### WHAT THE TASK REQUIRES
Whenever "with" occurs in a line of the material, list that line.

### SUPPLIED MATERIAL

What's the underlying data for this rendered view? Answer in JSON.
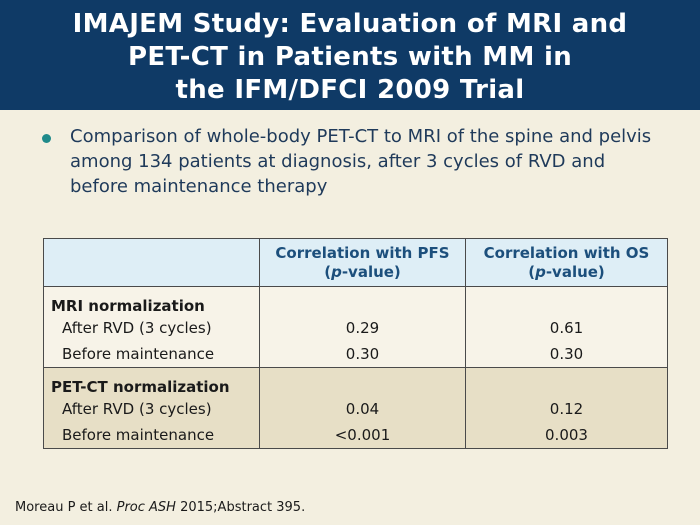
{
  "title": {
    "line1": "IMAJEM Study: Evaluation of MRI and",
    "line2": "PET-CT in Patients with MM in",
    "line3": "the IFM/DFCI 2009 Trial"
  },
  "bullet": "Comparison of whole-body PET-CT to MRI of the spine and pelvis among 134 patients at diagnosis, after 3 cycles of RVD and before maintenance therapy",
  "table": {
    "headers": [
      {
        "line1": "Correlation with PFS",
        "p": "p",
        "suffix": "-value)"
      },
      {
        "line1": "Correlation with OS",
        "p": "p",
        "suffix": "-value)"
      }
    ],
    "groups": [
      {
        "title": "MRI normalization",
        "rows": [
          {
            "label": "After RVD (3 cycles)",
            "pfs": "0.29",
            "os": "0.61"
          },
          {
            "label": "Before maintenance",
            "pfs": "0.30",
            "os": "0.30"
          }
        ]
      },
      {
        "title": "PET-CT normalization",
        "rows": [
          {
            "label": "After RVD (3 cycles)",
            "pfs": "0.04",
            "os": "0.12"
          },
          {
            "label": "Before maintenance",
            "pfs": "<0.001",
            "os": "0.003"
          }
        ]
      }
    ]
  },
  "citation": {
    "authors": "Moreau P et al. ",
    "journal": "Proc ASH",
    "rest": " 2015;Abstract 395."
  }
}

### EXERCISE SOLUTION
    "line2": "PET-CT in Patients with MM in",
        "line1": "Correlation with PFS",
        "line1": "Correlation with OS",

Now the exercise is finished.